What the exercise asks: From the entries below, please gather each line containing the string "questions".

··· Record set

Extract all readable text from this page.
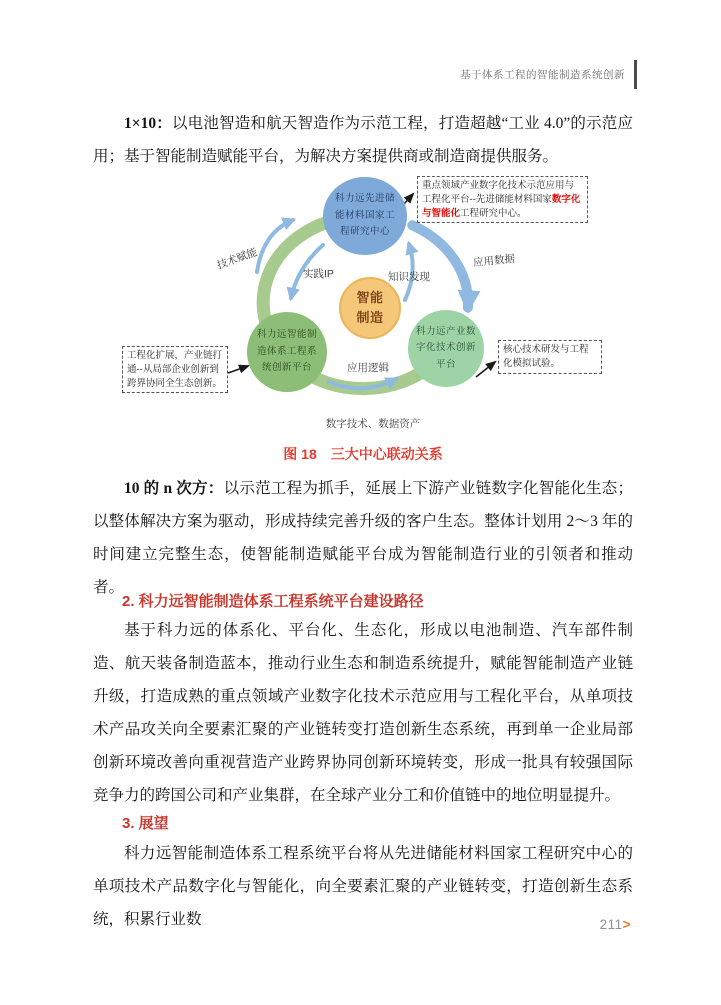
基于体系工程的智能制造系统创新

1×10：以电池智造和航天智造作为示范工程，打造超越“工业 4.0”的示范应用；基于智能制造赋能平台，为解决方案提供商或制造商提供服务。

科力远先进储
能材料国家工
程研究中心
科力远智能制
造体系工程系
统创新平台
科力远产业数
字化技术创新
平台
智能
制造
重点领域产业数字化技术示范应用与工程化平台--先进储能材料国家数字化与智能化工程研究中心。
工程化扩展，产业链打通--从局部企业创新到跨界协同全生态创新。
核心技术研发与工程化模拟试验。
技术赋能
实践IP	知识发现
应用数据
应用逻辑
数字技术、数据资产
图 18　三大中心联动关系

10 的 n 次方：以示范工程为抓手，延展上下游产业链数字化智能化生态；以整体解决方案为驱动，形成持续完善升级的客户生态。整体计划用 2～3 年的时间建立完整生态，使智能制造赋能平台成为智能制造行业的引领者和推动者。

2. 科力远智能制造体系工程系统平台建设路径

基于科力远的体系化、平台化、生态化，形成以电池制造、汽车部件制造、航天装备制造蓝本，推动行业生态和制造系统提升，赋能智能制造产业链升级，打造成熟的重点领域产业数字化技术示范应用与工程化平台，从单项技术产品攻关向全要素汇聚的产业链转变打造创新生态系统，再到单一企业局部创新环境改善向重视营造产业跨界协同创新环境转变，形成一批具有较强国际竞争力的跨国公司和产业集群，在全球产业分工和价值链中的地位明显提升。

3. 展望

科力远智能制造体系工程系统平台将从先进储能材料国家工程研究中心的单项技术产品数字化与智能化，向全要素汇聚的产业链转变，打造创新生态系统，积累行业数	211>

······
··· Record set

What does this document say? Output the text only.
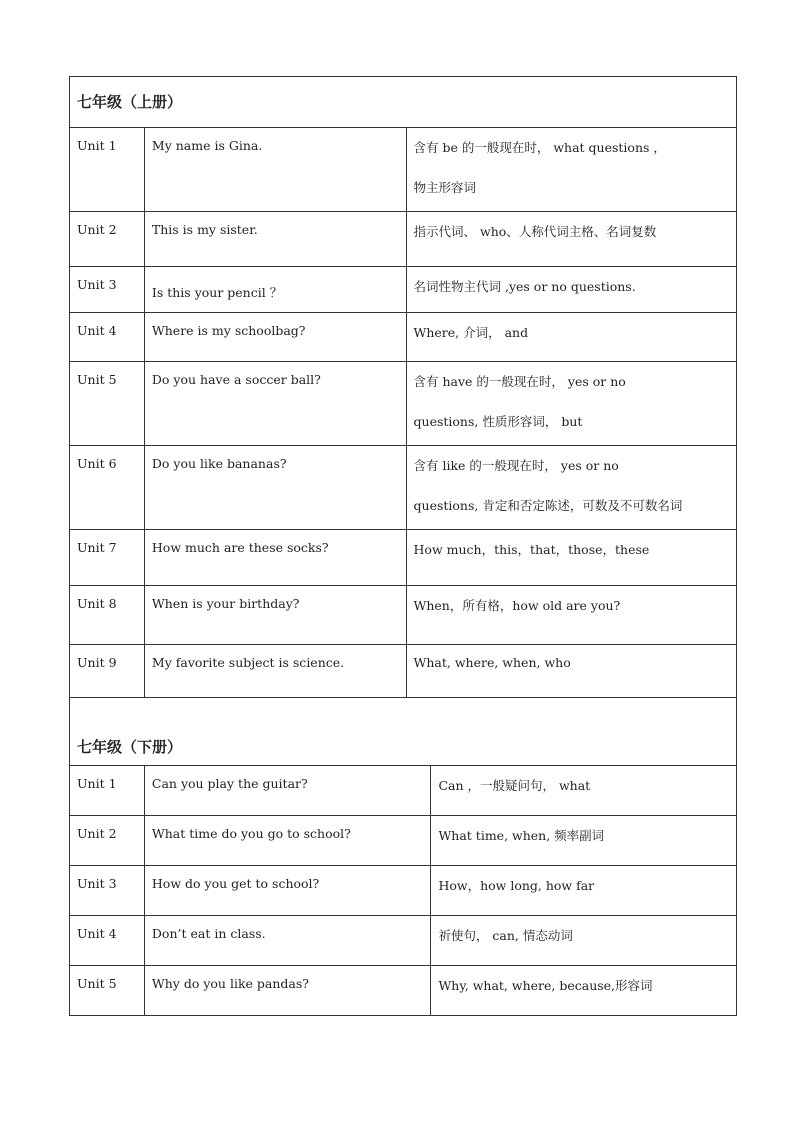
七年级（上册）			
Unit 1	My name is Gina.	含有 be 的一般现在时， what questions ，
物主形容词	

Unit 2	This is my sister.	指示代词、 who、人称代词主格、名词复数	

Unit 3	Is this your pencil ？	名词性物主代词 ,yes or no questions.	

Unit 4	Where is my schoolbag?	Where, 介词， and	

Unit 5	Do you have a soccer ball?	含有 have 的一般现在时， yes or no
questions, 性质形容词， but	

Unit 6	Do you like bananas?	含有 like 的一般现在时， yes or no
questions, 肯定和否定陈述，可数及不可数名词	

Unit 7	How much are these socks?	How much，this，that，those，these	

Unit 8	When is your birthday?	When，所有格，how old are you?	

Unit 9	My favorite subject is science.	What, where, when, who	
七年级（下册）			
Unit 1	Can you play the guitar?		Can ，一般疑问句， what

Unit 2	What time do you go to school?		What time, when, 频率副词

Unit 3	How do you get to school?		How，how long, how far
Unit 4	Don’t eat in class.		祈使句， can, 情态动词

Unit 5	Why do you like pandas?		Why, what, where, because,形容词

······

Answer for the task:
Unit 1	My name is Gina.	含有 be 的一般现在时， what questions ，
Unit 3	Is this your pencil ？	名词性物主代词 ,yes or no questions.	
questions, 性质形容词， but	
questions, 肯定和否定陈述，可数及不可数名词	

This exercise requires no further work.